#### Short task A
Select each line of the entries below that contains the word "lock", and copy those lines.

#### Excerpt provided
Evaluation of an Optical Human Motion Tracking System

Mark Palatucci
University of Pennsylvania

Abstract

We present an evaluation of the ExpertVision HiRES optical motion capture system. Using a spreadsheet, we performed a statistical analysis on motion data from a female dancer. This analysis provided insight to the major sources of error in the HiRES device. Among our results, we found the major causes of error to be optical marker movement and occlusion. We also analyzed how this error inhibits the animation of anatomically correct human models.

Introduction

Movement is perhaps the most significant interaction that humans have with their environment. Various motions can convey messages, manipulate objects, and traverse surroundings. Virtually all human processes, both internal and external, are a result of some sort of movement. Given this significance it is no surprise that movement must be an integral part of any computer generated or virtual environment (VE). It requires a good VR system to provide these realistic interactions. Such systems will capture the motions of their users while simulating the movements of various virtual objects (Matsuba and Roehl, 1996).

VR systems use tracking to capture and produce motion data. There are several methods of tracking that include mechanical, ultrasonic, magnetic, and optical. While each type of system has its own advantages and disadvantages, recent advances in technology have made optical capture the method of choice for many animators and developers.

#### Stored records

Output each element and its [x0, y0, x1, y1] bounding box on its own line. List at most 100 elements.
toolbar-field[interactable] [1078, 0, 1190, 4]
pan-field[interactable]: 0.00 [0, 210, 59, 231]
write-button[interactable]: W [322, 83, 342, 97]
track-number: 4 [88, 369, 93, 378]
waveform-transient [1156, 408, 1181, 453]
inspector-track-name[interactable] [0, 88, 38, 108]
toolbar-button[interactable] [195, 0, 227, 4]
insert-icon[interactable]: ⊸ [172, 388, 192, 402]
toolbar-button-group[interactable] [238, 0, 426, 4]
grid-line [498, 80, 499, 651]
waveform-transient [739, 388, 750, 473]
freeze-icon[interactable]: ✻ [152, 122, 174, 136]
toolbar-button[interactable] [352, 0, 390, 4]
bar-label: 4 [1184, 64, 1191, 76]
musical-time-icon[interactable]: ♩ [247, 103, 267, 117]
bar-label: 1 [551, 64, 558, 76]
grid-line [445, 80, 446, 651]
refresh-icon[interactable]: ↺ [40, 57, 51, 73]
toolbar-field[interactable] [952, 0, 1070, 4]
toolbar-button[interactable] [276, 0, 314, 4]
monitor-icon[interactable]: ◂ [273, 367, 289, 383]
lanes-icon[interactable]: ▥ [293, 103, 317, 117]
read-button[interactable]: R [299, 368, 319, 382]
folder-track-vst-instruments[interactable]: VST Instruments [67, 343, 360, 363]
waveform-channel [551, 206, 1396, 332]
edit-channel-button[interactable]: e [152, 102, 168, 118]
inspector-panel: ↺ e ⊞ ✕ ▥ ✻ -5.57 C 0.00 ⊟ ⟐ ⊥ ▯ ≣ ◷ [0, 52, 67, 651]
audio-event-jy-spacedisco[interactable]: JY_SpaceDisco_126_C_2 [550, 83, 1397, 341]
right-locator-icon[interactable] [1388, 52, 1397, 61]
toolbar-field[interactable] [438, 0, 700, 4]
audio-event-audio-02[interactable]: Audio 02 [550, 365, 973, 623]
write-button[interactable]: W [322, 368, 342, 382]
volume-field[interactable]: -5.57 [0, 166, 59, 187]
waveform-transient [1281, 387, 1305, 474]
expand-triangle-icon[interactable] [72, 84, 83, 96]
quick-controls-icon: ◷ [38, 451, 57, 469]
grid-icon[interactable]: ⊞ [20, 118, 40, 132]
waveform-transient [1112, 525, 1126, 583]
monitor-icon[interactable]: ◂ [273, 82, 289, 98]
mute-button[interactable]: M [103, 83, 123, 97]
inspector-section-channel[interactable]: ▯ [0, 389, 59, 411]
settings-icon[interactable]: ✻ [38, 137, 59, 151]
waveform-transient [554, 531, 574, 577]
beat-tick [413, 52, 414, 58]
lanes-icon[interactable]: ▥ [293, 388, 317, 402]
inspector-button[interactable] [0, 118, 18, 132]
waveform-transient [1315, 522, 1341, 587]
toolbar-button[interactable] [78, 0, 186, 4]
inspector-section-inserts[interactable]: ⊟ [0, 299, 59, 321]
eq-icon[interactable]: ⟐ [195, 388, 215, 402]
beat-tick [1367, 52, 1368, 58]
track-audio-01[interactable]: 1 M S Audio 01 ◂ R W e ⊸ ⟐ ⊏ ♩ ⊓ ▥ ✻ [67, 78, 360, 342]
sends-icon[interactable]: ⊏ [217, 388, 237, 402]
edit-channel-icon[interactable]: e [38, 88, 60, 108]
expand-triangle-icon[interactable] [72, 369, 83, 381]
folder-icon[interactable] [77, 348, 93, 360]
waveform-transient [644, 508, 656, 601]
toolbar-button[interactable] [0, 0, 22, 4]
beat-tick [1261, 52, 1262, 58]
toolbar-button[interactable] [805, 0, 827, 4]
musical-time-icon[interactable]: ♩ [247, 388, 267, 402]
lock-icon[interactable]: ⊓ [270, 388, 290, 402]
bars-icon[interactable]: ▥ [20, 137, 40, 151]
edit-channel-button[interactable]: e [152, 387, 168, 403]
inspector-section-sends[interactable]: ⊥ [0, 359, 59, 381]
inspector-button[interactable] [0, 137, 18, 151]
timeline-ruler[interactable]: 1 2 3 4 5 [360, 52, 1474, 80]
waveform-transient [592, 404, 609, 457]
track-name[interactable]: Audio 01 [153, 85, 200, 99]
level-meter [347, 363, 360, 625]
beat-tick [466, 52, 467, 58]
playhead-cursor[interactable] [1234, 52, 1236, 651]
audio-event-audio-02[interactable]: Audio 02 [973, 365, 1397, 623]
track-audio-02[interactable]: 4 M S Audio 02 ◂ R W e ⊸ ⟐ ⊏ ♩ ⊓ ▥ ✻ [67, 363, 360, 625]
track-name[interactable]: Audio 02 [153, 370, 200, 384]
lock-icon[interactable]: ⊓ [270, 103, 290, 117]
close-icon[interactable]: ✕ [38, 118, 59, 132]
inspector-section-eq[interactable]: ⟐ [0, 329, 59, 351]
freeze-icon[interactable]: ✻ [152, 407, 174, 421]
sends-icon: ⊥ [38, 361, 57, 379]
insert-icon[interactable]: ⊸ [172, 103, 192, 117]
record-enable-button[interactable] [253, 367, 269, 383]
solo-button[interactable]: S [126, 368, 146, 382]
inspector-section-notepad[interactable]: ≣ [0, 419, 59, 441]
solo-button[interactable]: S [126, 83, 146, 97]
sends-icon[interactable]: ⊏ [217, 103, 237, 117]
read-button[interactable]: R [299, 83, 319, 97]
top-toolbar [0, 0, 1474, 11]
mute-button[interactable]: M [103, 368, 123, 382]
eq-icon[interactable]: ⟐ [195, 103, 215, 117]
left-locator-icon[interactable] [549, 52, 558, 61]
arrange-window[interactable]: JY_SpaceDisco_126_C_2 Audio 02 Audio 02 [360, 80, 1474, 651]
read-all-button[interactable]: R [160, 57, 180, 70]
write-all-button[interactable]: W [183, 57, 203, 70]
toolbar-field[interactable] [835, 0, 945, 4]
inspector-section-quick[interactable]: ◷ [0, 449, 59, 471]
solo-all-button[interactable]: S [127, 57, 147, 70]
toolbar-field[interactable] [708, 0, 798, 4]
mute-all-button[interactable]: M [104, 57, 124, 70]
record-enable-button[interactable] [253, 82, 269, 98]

#### Short task B
According to the motion tracking evaluation above, what were the major causes of error in the HiRES device?

#### Exercise answer A
lock-icon[interactable]: ⊓ [270, 388, 290, 402]
lock-icon[interactable]: ⊓ [270, 103, 290, 117]

#### Exercise answer B
Optical marker movement and occlusion.